* Given task
Pull every line with the word "title" out of the entries below.

* Exercise input
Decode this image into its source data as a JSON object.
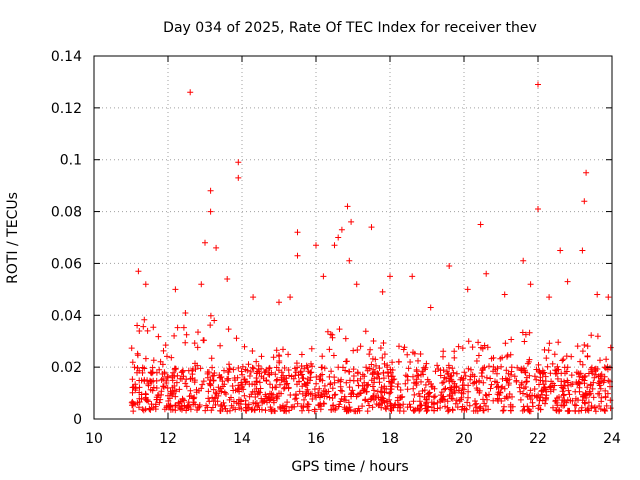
{
  "chart_data": {
    "type": "scatter",
    "title": "Day 034 of 2025, Rate Of TEC Index for receiver thev",
    "xlabel": "GPS time / hours",
    "ylabel": "ROTI / TECUs",
    "xlim": [
      10,
      24
    ],
    "ylim": [
      0,
      0.14
    ],
    "xticks": [
      "10",
      "12",
      "14",
      "16",
      "18",
      "20",
      "22",
      "24"
    ],
    "yticks": [
      "0",
      "0.02",
      "0.04",
      "0.06",
      "0.08",
      "0.1",
      "0.12",
      "0.14"
    ],
    "grid": true,
    "marker": "+",
    "color": "#ff0000",
    "series": [
      {
        "name": "ROTI",
        "x": [
          12.6,
          22.0,
          13.9,
          13.9,
          23.3,
          13.15,
          13.15,
          16.85,
          16.95,
          22.0,
          23.25,
          15.5,
          15.5,
          20.45,
          16.6,
          16.7,
          16.5,
          17.5,
          13.0,
          13.3,
          23.2,
          16.0,
          16.9,
          18.0,
          19.6,
          21.6,
          22.6,
          11.2,
          11.4,
          12.2,
          12.9,
          13.6,
          14.3,
          15.0,
          15.3,
          16.2,
          17.1,
          17.8,
          18.6,
          19.1,
          20.1,
          20.6,
          21.1,
          21.8,
          22.3,
          22.8,
          23.6,
          23.9
        ],
        "y": [
          0.126,
          0.129,
          0.099,
          0.093,
          0.095,
          0.088,
          0.08,
          0.082,
          0.076,
          0.081,
          0.084,
          0.072,
          0.063,
          0.075,
          0.07,
          0.073,
          0.067,
          0.074,
          0.068,
          0.066,
          0.065,
          0.067,
          0.061,
          0.055,
          0.059,
          0.061,
          0.065,
          0.057,
          0.052,
          0.05,
          0.052,
          0.054,
          0.047,
          0.045,
          0.047,
          0.055,
          0.052,
          0.049,
          0.055,
          0.043,
          0.05,
          0.056,
          0.048,
          0.052,
          0.047,
          0.053,
          0.048,
          0.047
        ]
      }
    ],
    "density": {
      "x_start": 11.0,
      "x_end": 24.0,
      "baseline_min": 0.003,
      "baseline_max": 0.02,
      "envelope_hours": [
        11.0,
        11.5,
        12.0,
        12.5,
        13.0,
        13.5,
        14.0,
        14.5,
        15.0,
        15.5,
        16.0,
        16.5,
        17.0,
        17.5,
        18.0,
        18.5,
        19.0,
        19.5,
        20.0,
        20.5,
        21.0,
        21.5,
        22.0,
        22.5,
        23.0,
        23.5,
        24.0
      ],
      "envelope_roti": [
        0.035,
        0.04,
        0.03,
        0.045,
        0.04,
        0.04,
        0.035,
        0.025,
        0.03,
        0.025,
        0.03,
        0.04,
        0.035,
        0.035,
        0.028,
        0.03,
        0.025,
        0.028,
        0.03,
        0.03,
        0.03,
        0.035,
        0.035,
        0.03,
        0.035,
        0.035,
        0.03
      ]
    }
  }
}
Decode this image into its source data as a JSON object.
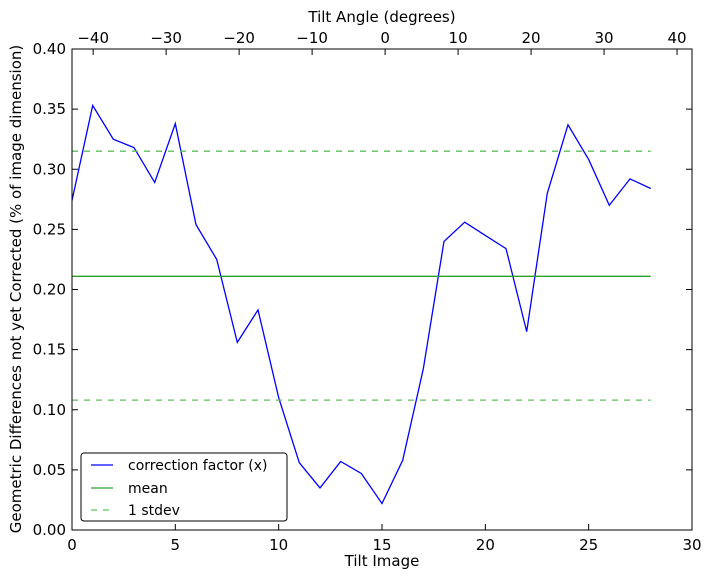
{
  "chart_data": {
    "type": "line",
    "xlabel": "Tilt Image",
    "ylabel": "Geometric Differences not yet Corrected (% of image dimension)",
    "top_xlabel": "Tilt Angle (degrees)",
    "xlim": [
      0,
      30
    ],
    "ylim": [
      0,
      0.4
    ],
    "top_xlim": [
      -42.9,
      42.05
    ],
    "xticks": [
      0,
      5,
      10,
      15,
      20,
      25,
      30
    ],
    "yticks": [
      "0.00",
      "0.05",
      "0.10",
      "0.15",
      "0.20",
      "0.25",
      "0.30",
      "0.35",
      "0.40"
    ],
    "top_xticks": [
      -40,
      -30,
      -20,
      -10,
      0,
      10,
      20,
      30,
      40
    ],
    "grid": false,
    "legend_placement": "lower-left",
    "series": [
      {
        "name": "correction factor (x)",
        "color": "#0000ff",
        "style": "solid",
        "x": [
          0,
          1,
          2,
          3,
          4,
          5,
          6,
          7,
          8,
          9,
          10,
          11,
          12,
          13,
          14,
          15,
          16,
          17,
          18,
          19,
          20,
          21,
          22,
          23,
          24,
          25,
          26,
          27,
          28
        ],
        "y": [
          0.274,
          0.353,
          0.325,
          0.318,
          0.289,
          0.338,
          0.254,
          0.225,
          0.156,
          0.183,
          0.11,
          0.056,
          0.035,
          0.057,
          0.047,
          0.022,
          0.058,
          0.134,
          0.24,
          0.256,
          0.245,
          0.234,
          0.165,
          0.28,
          0.337,
          0.308,
          0.27,
          0.292,
          0.284
        ]
      },
      {
        "name": "mean",
        "color": "#2ca02c",
        "style": "solid",
        "x": [
          0,
          28
        ],
        "y": [
          0.211,
          0.211
        ]
      },
      {
        "name": "1 stdev",
        "color": "#5cc05c",
        "style": "dashed",
        "x": [
          0,
          28
        ],
        "y": [
          0.315,
          0.315
        ]
      },
      {
        "name": "",
        "color": "#5cc05c",
        "style": "dashed",
        "x": [
          0,
          28
        ],
        "y": [
          0.108,
          0.108
        ]
      }
    ]
  }
}
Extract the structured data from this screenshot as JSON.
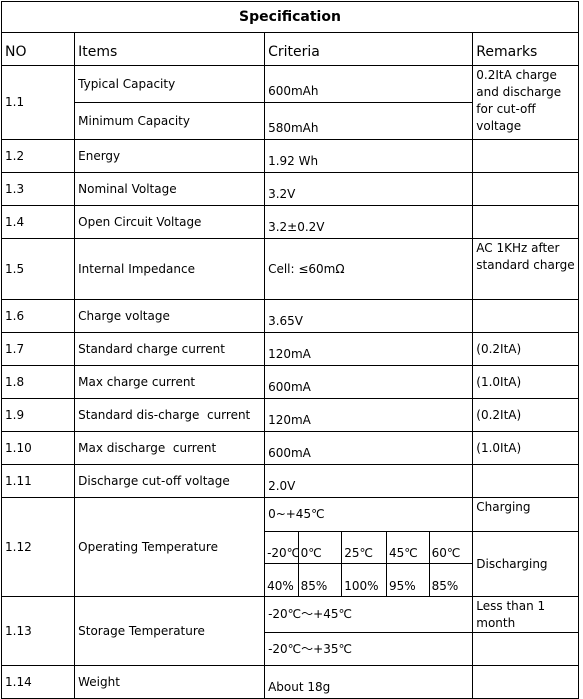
{
  "title": "Specification",
  "headers": {
    "no": "NO",
    "items": "Items",
    "criteria": "Criteria",
    "remarks": "Remarks"
  },
  "rows": {
    "r1_1": {
      "no": "1.1",
      "item_a": "Typical Capacity",
      "crit_a": "600mAh",
      "item_b": "Minimum Capacity",
      "crit_b": "580mAh",
      "remark": "0.2ItA charge and discharge for cut-off voltage"
    },
    "r1_2": {
      "no": "1.2",
      "item": "Energy",
      "crit": "1.92 Wh"
    },
    "r1_3": {
      "no": "1.3",
      "item": "Nominal Voltage",
      "crit": "3.2V"
    },
    "r1_4": {
      "no": "1.4",
      "item": "Open Circuit Voltage",
      "crit": "3.2±0.2V"
    },
    "r1_5": {
      "no": "1.5",
      "item": "Internal Impedance",
      "crit": "Cell: ≤60mΩ",
      "remark": "AC 1KHz after standard charge"
    },
    "r1_6": {
      "no": "1.6",
      "item": "Charge voltage",
      "crit": "3.65V"
    },
    "r1_7": {
      "no": "1.7",
      "item": "Standard charge current",
      "crit": "120mA",
      "remark": "(0.2ItA)"
    },
    "r1_8": {
      "no": "1.8",
      "item": "Max charge current",
      "crit": "600mA",
      "remark": "(1.0ItA)"
    },
    "r1_9": {
      "no": "1.9",
      "item": "Standard dis-charge  current",
      "crit": "120mA",
      "remark": "(0.2ItA)"
    },
    "r1_10": {
      "no": "1.10",
      "item": "Max discharge  current",
      "crit": "600mA",
      "remark": "(1.0ItA)"
    },
    "r1_11": {
      "no": "1.11",
      "item": "Discharge cut-off voltage",
      "crit": "2.0V"
    },
    "r1_12": {
      "no": "1.12",
      "item": "Operating Temperature",
      "charge_range": "0~+45℃",
      "remark_charge": "Charging",
      "remark_discharge": "Discharging",
      "temps": [
        "-20℃",
        "0℃",
        "25℃",
        "45℃",
        "60℃"
      ],
      "pcts": [
        "40%",
        "85%",
        "100%",
        "95%",
        "85%"
      ]
    },
    "r1_13": {
      "no": "1.13",
      "item": "Storage Temperature",
      "crit_a": "-20℃～+45℃",
      "crit_b": "-20℃～+35℃",
      "remark": "Less than 1 month"
    },
    "r1_14": {
      "no": "1.14",
      "item": "Weight",
      "crit": "About 18g"
    }
  }
}
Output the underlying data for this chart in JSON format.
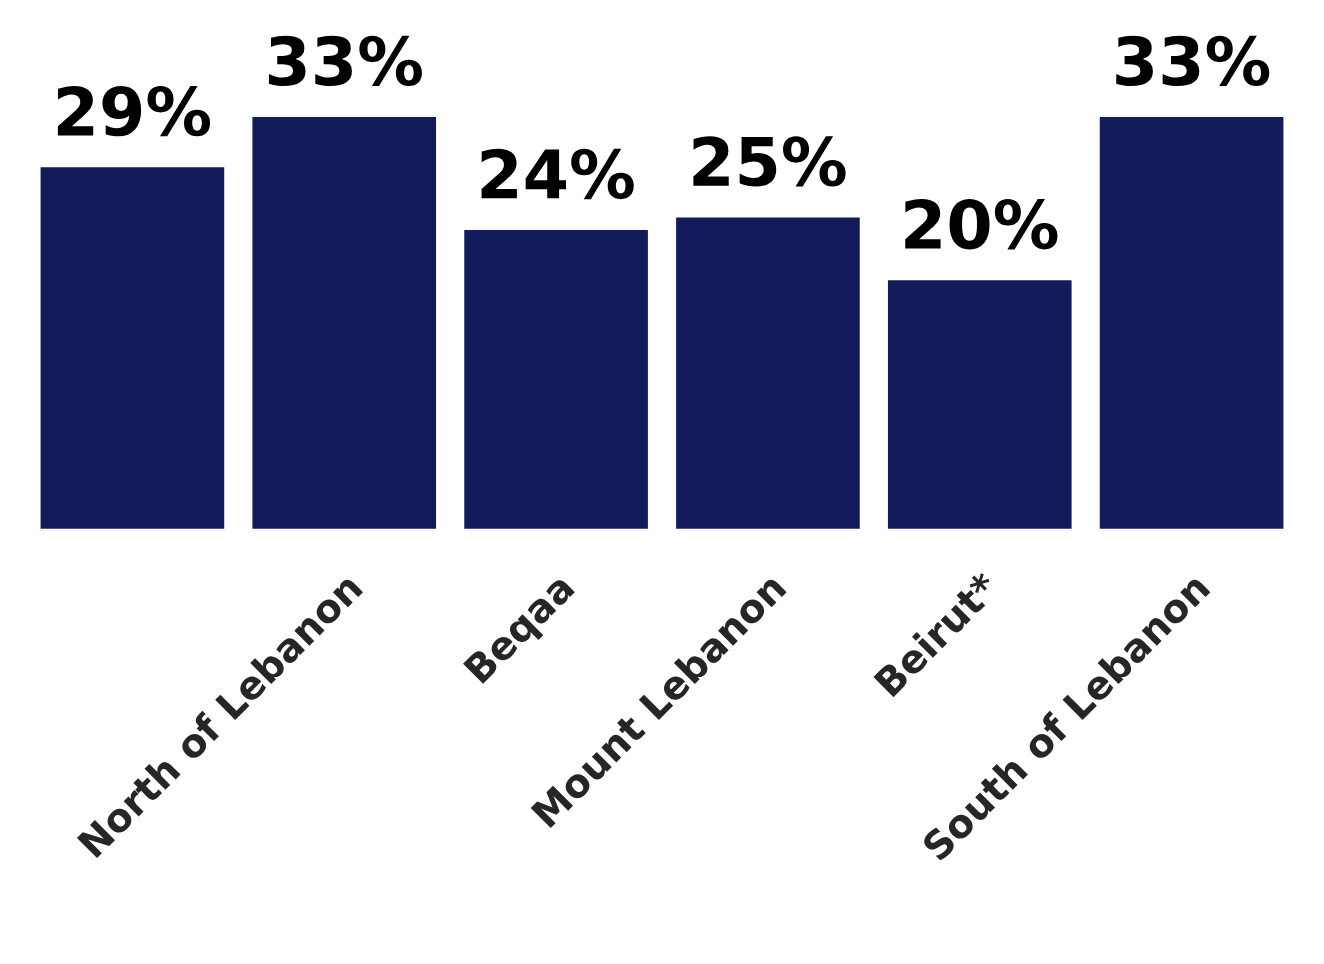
{
  "chart_data": {
    "type": "bar",
    "categories": [
      null,
      "North of Lebanon",
      "Beqaa",
      "Mount Lebanon",
      "Beirut*",
      "South of Lebanon"
    ],
    "values": [
      29,
      33,
      24,
      25,
      20,
      33
    ],
    "value_labels": [
      "29%",
      "33%",
      "24%",
      "25%",
      "20%",
      "33%"
    ],
    "color": "#131c5a"
  }
}
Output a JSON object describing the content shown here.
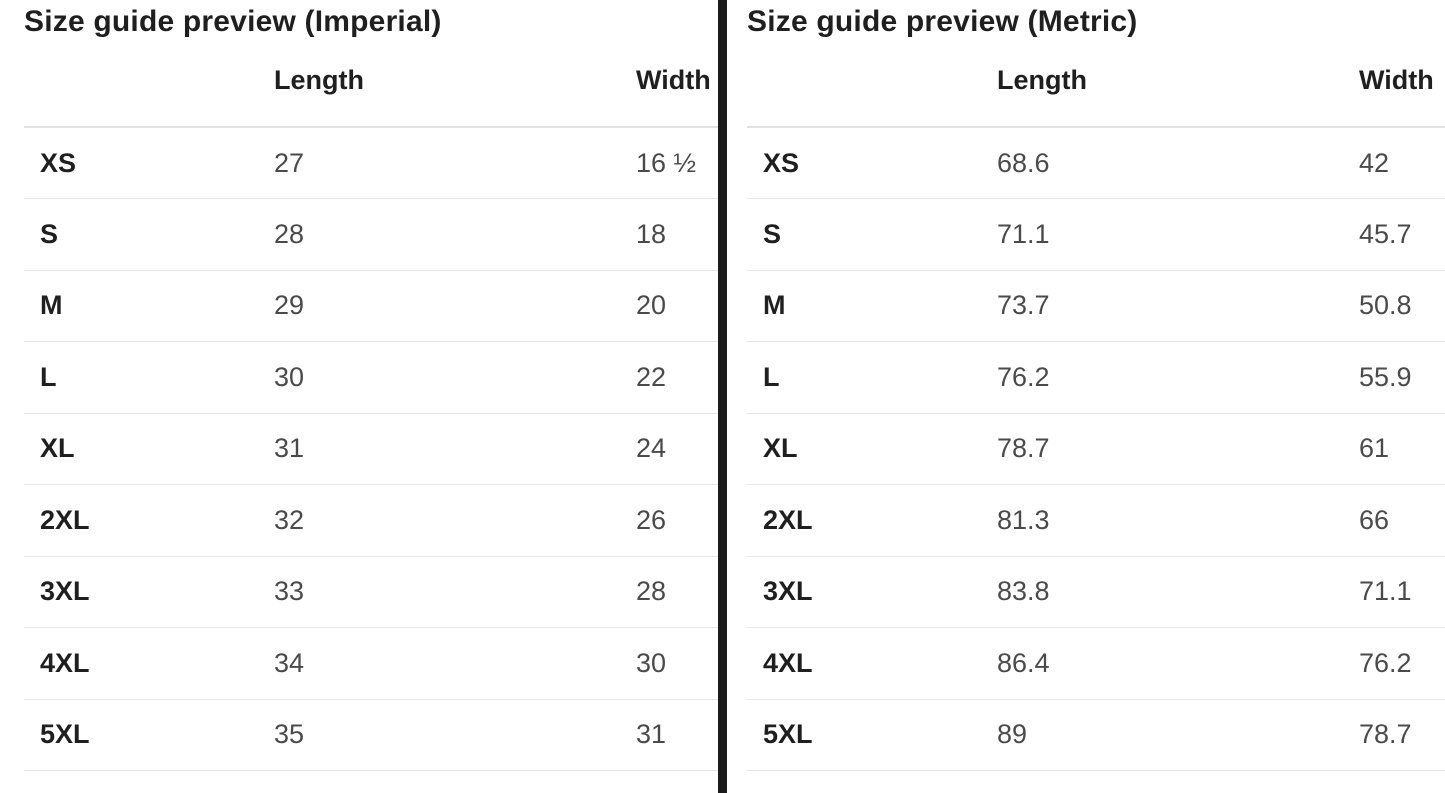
{
  "page": {
    "background": "#ffffff",
    "divider_color": "#1b1b1b",
    "heading_text_color": "#1f1f1f",
    "value_text_color": "#4a4a4a",
    "header_rule_color": "#e2e2e2",
    "row_rule_color": "#e7e7e7"
  },
  "tables": [
    {
      "title": "Size guide preview (Imperial)",
      "columns": {
        "size": "",
        "length": "Length",
        "width": "Width"
      },
      "rows": [
        {
          "size": "XS",
          "length": "27",
          "width": "16 ½"
        },
        {
          "size": "S",
          "length": "28",
          "width": "18"
        },
        {
          "size": "M",
          "length": "29",
          "width": "20"
        },
        {
          "size": "L",
          "length": "30",
          "width": "22"
        },
        {
          "size": "XL",
          "length": "31",
          "width": "24"
        },
        {
          "size": "2XL",
          "length": "32",
          "width": "26"
        },
        {
          "size": "3XL",
          "length": "33",
          "width": "28"
        },
        {
          "size": "4XL",
          "length": "34",
          "width": "30"
        },
        {
          "size": "5XL",
          "length": "35",
          "width": "31"
        }
      ]
    },
    {
      "title": "Size guide preview (Metric)",
      "columns": {
        "size": "",
        "length": "Length",
        "width": "Width"
      },
      "rows": [
        {
          "size": "XS",
          "length": "68.6",
          "width": "42"
        },
        {
          "size": "S",
          "length": "71.1",
          "width": "45.7"
        },
        {
          "size": "M",
          "length": "73.7",
          "width": "50.8"
        },
        {
          "size": "L",
          "length": "76.2",
          "width": "55.9"
        },
        {
          "size": "XL",
          "length": "78.7",
          "width": "61"
        },
        {
          "size": "2XL",
          "length": "81.3",
          "width": "66"
        },
        {
          "size": "3XL",
          "length": "83.8",
          "width": "71.1"
        },
        {
          "size": "4XL",
          "length": "86.4",
          "width": "76.2"
        },
        {
          "size": "5XL",
          "length": "89",
          "width": "78.7"
        }
      ]
    }
  ]
}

* Exercise solution
    "title": "Day 034 of 2025, Rate Of TEC Index for receiver thev",
  "title": "Specification",
      "title": "Size guide preview (Imperial)",
      "title": "Size guide preview (Metric)",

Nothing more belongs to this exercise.